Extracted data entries
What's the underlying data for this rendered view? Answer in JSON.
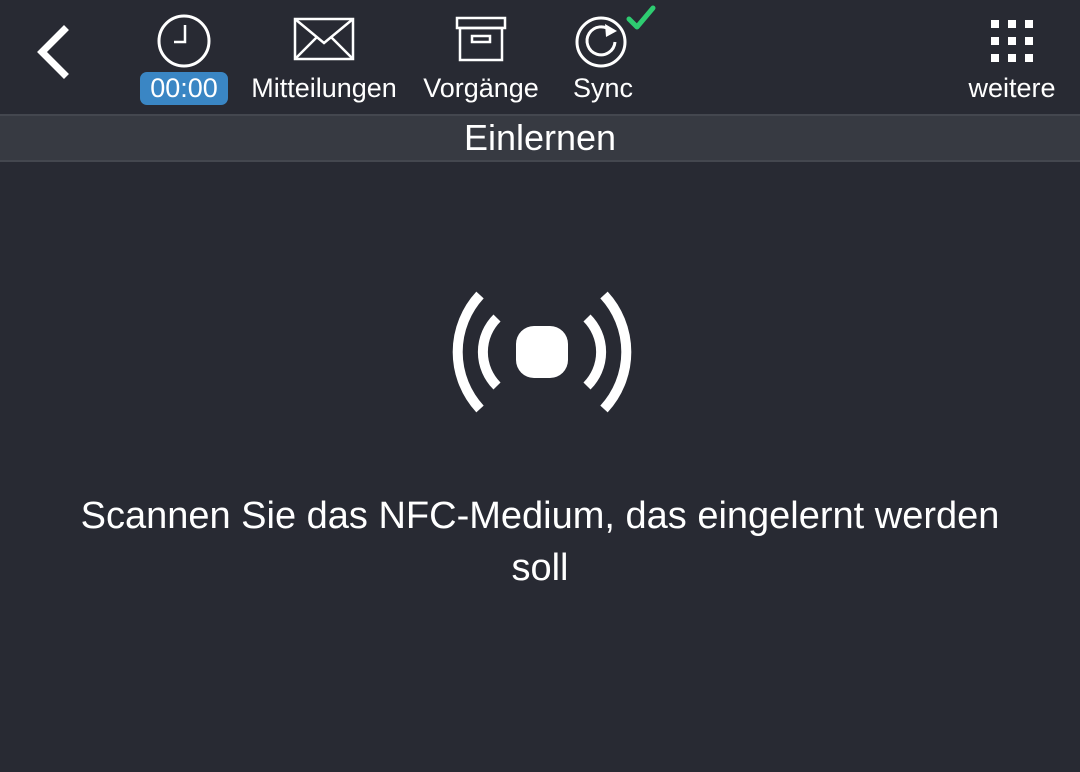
{
  "toolbar": {
    "items": [
      {
        "name": "time",
        "icon": "clock-icon",
        "label": "00:00"
      },
      {
        "name": "messages",
        "icon": "envelope-icon",
        "label": "Mitteilungen"
      },
      {
        "name": "processes",
        "icon": "archive-box-icon",
        "label": "Vorgänge"
      },
      {
        "name": "sync",
        "icon": "sync-icon",
        "label": "Sync",
        "status_icon": "checkmark-icon",
        "status_color": "#2ecc71"
      },
      {
        "name": "more",
        "icon": "grid-icon",
        "label": "weitere"
      }
    ],
    "badge_color": "#3a86c4"
  },
  "title_bar": {
    "title": "Einlernen"
  },
  "main": {
    "icon": "nfc-signal-icon",
    "message": "Scannen Sie das NFC-Medium, das eingelernt werden soll"
  },
  "colors": {
    "background": "#282a33",
    "title_bar": "#373a42"
  }
}
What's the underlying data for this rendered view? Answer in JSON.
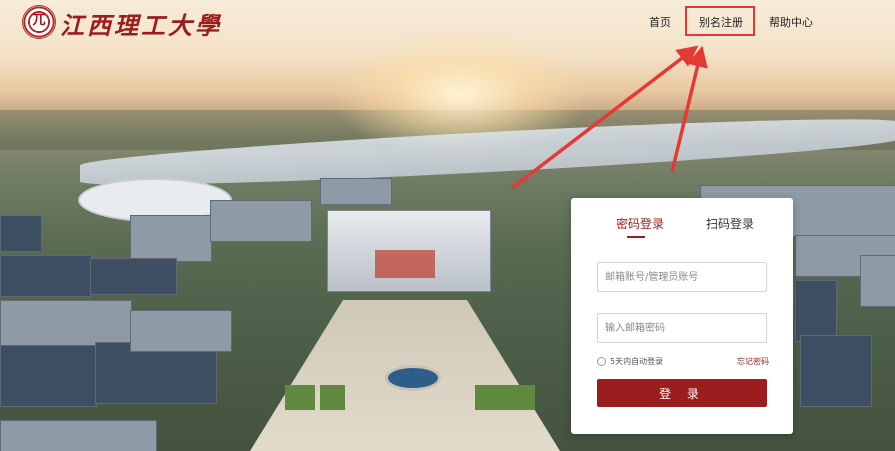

**Instruction:** Keep the pictures out of the copy and return the rest of the data above exactly.

**Correct result:**
What's the underlying data for this rendered view? Answer in JSON.
{
  "toolbar": {
    "items": [
      {
        "name": "time",
        "icon": "clock-icon",
        "label": "00:00"
      },
      {
        "name": "messages",
        "icon": "envelope-icon",
        "label": "Mitteilungen"
      },
      {
        "name": "processes",
        "icon": "archive-box-icon",
        "label": "Vorgänge"
      },
      {
        "name": "sync",
        "icon": "sync-icon",
        "label": "Sync",
        "status_icon": "checkmark-icon",
        "status_color": "#2ecc71"
      },
      {
        "name": "more",
        "icon": "grid-icon",
        "label": "weitere"
      }
    ],
    "badge_color": "#3a86c4"
  },
  "title_bar": {
    "title": "Einlernen"
  },
  "main": {
    "icon": "nfc-signal-icon",
    "message": "Scannen Sie das NFC-Medium, das eingelernt werden soll"
  },
  "colors": {
    "background": "#282a33",
    "title_bar": "#373a42"
  }
}
What's the underlying data for this rendered view? Answer in JSON.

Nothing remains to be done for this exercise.